▶ **WRITTEN REQUEST**: Quote the material exactly from the line that contains "What's the underlying" through its last line. Any pictures are to be left out.

[Figure record extracts]
────────────────────────────────────────
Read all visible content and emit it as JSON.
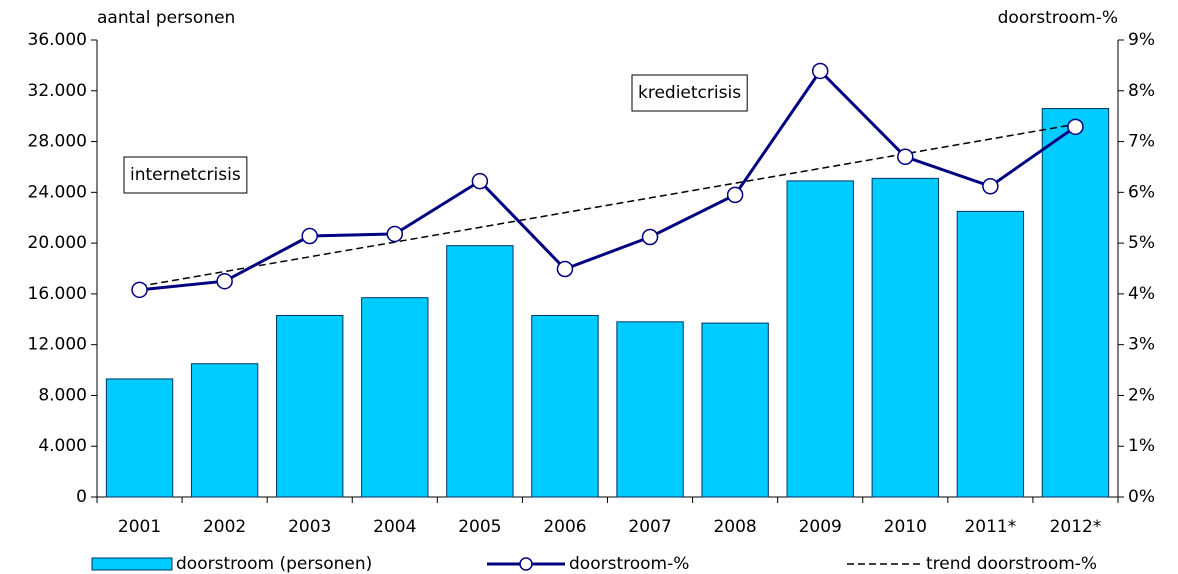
{
  "chart_data": {
    "type": "bar",
    "y_label": "aantal personen",
    "y2_label": "doorstroom-%",
    "categories": [
      "2001",
      "2002",
      "2003",
      "2004",
      "2005",
      "2006",
      "2007",
      "2008",
      "2009",
      "2010",
      "2011*",
      "2012*"
    ],
    "series": [
      {
        "name": "doorstroom (personen)",
        "type": "bar",
        "color": "#00ccff",
        "axis": "y",
        "values": [
          9300,
          10500,
          14300,
          15700,
          19800,
          14300,
          13800,
          13700,
          24900,
          25100,
          22500,
          30600
        ]
      },
      {
        "name": "doorstroom-%",
        "type": "line",
        "marker": "circle",
        "color": "#000080",
        "axis": "y2",
        "values": [
          4.08,
          4.25,
          5.14,
          5.18,
          6.22,
          4.49,
          5.12,
          5.95,
          8.39,
          6.7,
          6.12,
          7.29
        ]
      },
      {
        "name": "trend doorstroom-%",
        "type": "line",
        "dashed": true,
        "color": "#000000",
        "axis": "y2",
        "values": [
          4.15,
          4.44,
          4.73,
          5.02,
          5.31,
          5.6,
          5.89,
          6.18,
          6.47,
          6.76,
          7.05,
          7.34
        ]
      }
    ],
    "ylim": [
      0,
      36000
    ],
    "yticks": [
      0,
      {
        "value": 4000,
        "label": "4.000"
      },
      {
        "value": 8000,
        "label": "8.000"
      },
      {
        "value": 12000,
        "label": "12.000"
      },
      {
        "value": 16000,
        "label": "16.000"
      },
      {
        "value": 20000,
        "label": "20.000"
      },
      {
        "value": 24000,
        "label": "24.000"
      },
      {
        "value": 28000,
        "label": "28.000"
      },
      {
        "value": 32000,
        "label": "32.000"
      },
      {
        "value": 36000,
        "label": "36.000"
      }
    ],
    "y2lim": [
      0,
      9
    ],
    "y2ticks": [
      {
        "value": 0,
        "label": "0%"
      },
      {
        "value": 1,
        "label": "1%"
      },
      {
        "value": 2,
        "label": "2%"
      },
      {
        "value": 3,
        "label": "3%"
      },
      {
        "value": 4,
        "label": "4%"
      },
      {
        "value": 5,
        "label": "5%"
      },
      {
        "value": 6,
        "label": "6%"
      },
      {
        "value": 7,
        "label": "7%"
      },
      {
        "value": 8,
        "label": "8%"
      },
      {
        "value": 9,
        "label": "9%"
      }
    ],
    "annotations": [
      {
        "text": "internetcrisis"
      },
      {
        "text": "kredietcrisis"
      }
    ],
    "grid": false,
    "legend": "bottom"
  }
}
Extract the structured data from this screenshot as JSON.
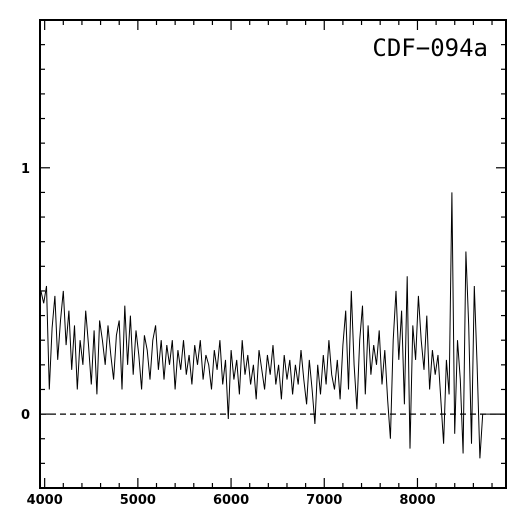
{
  "chart_data": {
    "type": "line",
    "title": "CDF−094a",
    "xlabel": "",
    "ylabel": "",
    "xlim": [
      3950,
      8950
    ],
    "ylim": [
      -0.3,
      1.6
    ],
    "x_ticks": [
      4000,
      5000,
      6000,
      7000,
      8000
    ],
    "x_tick_labels": [
      "4000",
      "5000",
      "6000",
      "7000",
      "8000"
    ],
    "y_ticks": [
      0,
      1
    ],
    "y_tick_labels": [
      "0",
      "1"
    ],
    "grid": false,
    "reference_line": {
      "y": 0,
      "style": "dashed"
    },
    "series": [
      {
        "x": [
          3960,
          3990,
          4020,
          4050,
          4080,
          4110,
          4140,
          4170,
          4200,
          4230,
          4260,
          4290,
          4320,
          4350,
          4380,
          4410,
          4440,
          4470,
          4500,
          4530,
          4560,
          4590,
          4620,
          4650,
          4680,
          4710,
          4740,
          4770,
          4800,
          4830,
          4860,
          4890,
          4920,
          4950,
          4980,
          5010,
          5040,
          5070,
          5100,
          5130,
          5160,
          5190,
          5220,
          5250,
          5280,
          5310,
          5340,
          5370,
          5400,
          5430,
          5460,
          5490,
          5520,
          5550,
          5580,
          5610,
          5640,
          5670,
          5700,
          5730,
          5760,
          5790,
          5820,
          5850,
          5880,
          5910,
          5940,
          5970,
          6000,
          6030,
          6060,
          6090,
          6120,
          6150,
          6180,
          6210,
          6240,
          6270,
          6300,
          6330,
          6360,
          6390,
          6420,
          6450,
          6480,
          6510,
          6540,
          6570,
          6600,
          6630,
          6660,
          6690,
          6720,
          6750,
          6780,
          6810,
          6840,
          6870,
          6900,
          6930,
          6960,
          6990,
          7020,
          7050,
          7080,
          7110,
          7140,
          7170,
          7200,
          7230,
          7260,
          7290,
          7320,
          7350,
          7380,
          7410,
          7440,
          7470,
          7500,
          7530,
          7560,
          7590,
          7620,
          7650,
          7680,
          7710,
          7740,
          7770,
          7800,
          7830,
          7860,
          7890,
          7920,
          7950,
          7980,
          8010,
          8040,
          8070,
          8100,
          8130,
          8160,
          8190,
          8220,
          8250,
          8280,
          8310,
          8340,
          8370,
          8400,
          8430,
          8460,
          8490,
          8520,
          8550,
          8580,
          8610,
          8640,
          8670,
          8700,
          8750,
          8800,
          8850,
          8900
        ],
        "values": [
          0.5,
          0.45,
          0.52,
          0.1,
          0.35,
          0.48,
          0.22,
          0.38,
          0.5,
          0.28,
          0.42,
          0.18,
          0.36,
          0.1,
          0.3,
          0.2,
          0.42,
          0.28,
          0.12,
          0.34,
          0.08,
          0.38,
          0.3,
          0.2,
          0.36,
          0.24,
          0.14,
          0.32,
          0.38,
          0.1,
          0.44,
          0.2,
          0.4,
          0.16,
          0.34,
          0.24,
          0.1,
          0.32,
          0.26,
          0.14,
          0.3,
          0.36,
          0.18,
          0.3,
          0.14,
          0.28,
          0.2,
          0.3,
          0.1,
          0.26,
          0.18,
          0.3,
          0.16,
          0.24,
          0.12,
          0.28,
          0.2,
          0.3,
          0.14,
          0.24,
          0.2,
          0.1,
          0.26,
          0.18,
          0.3,
          0.12,
          0.22,
          -0.02,
          0.26,
          0.14,
          0.22,
          0.08,
          0.3,
          0.16,
          0.24,
          0.12,
          0.2,
          0.06,
          0.26,
          0.18,
          0.1,
          0.24,
          0.16,
          0.28,
          0.12,
          0.2,
          0.06,
          0.24,
          0.14,
          0.22,
          0.08,
          0.2,
          0.12,
          0.26,
          0.14,
          0.04,
          0.22,
          0.1,
          -0.04,
          0.2,
          0.08,
          0.24,
          0.12,
          0.3,
          0.16,
          0.1,
          0.22,
          0.06,
          0.28,
          0.42,
          0.1,
          0.5,
          0.2,
          0.02,
          0.3,
          0.44,
          0.08,
          0.36,
          0.16,
          0.28,
          0.2,
          0.34,
          0.12,
          0.26,
          0.06,
          -0.1,
          0.3,
          0.5,
          0.22,
          0.42,
          0.04,
          0.56,
          -0.14,
          0.36,
          0.22,
          0.48,
          0.3,
          0.18,
          0.4,
          0.1,
          0.26,
          0.16,
          0.24,
          0.06,
          -0.12,
          0.22,
          0.08,
          0.9,
          -0.08,
          0.3,
          0.14,
          -0.16,
          0.66,
          0.36,
          -0.12,
          0.52,
          0.2,
          -0.18,
          0.0,
          0.0,
          0.0,
          0.0,
          0.0
        ]
      }
    ]
  }
}
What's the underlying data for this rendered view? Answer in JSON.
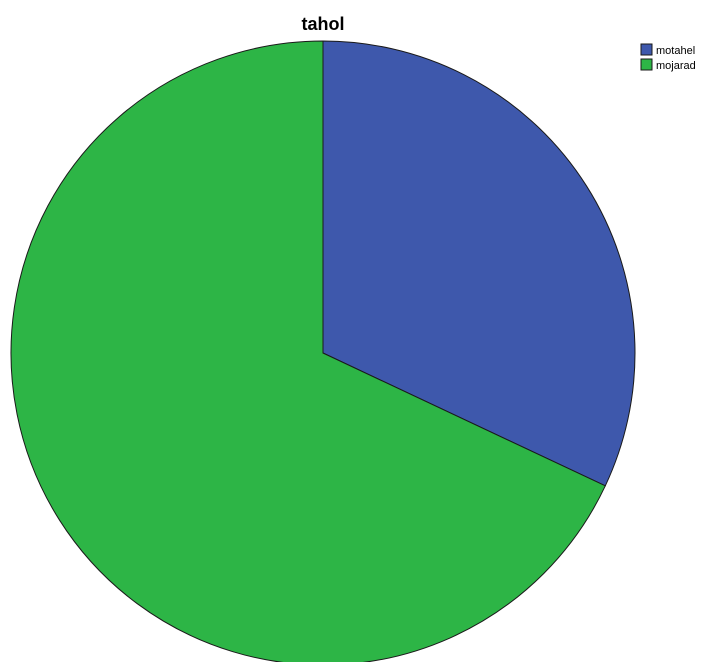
{
  "chart_data": {
    "type": "pie",
    "title": "tahol",
    "categories": [
      "motahel",
      "mojarad"
    ],
    "values": [
      32,
      68
    ],
    "colors": [
      "#3e58ac",
      "#2db546"
    ],
    "start_angle_deg": 0,
    "direction": "clockwise",
    "legend_position": "top-right"
  }
}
────────────────────────────────────────
▶ **RESPONSE**:
What's the underlying data for this rendered view? Answer in JSON.
{
  "chart_data": {
    "type": "pie",
    "title": "tahol",
    "categories": [
      "motahel",
      "mojarad"
    ],
    "values": [
      32,
      68
    ],
    "colors": [
      "#3e58ac",
      "#2db546"
    ],
    "start_angle_deg": 0,
    "direction": "clockwise",
    "legend_position": "top-right"
  }
}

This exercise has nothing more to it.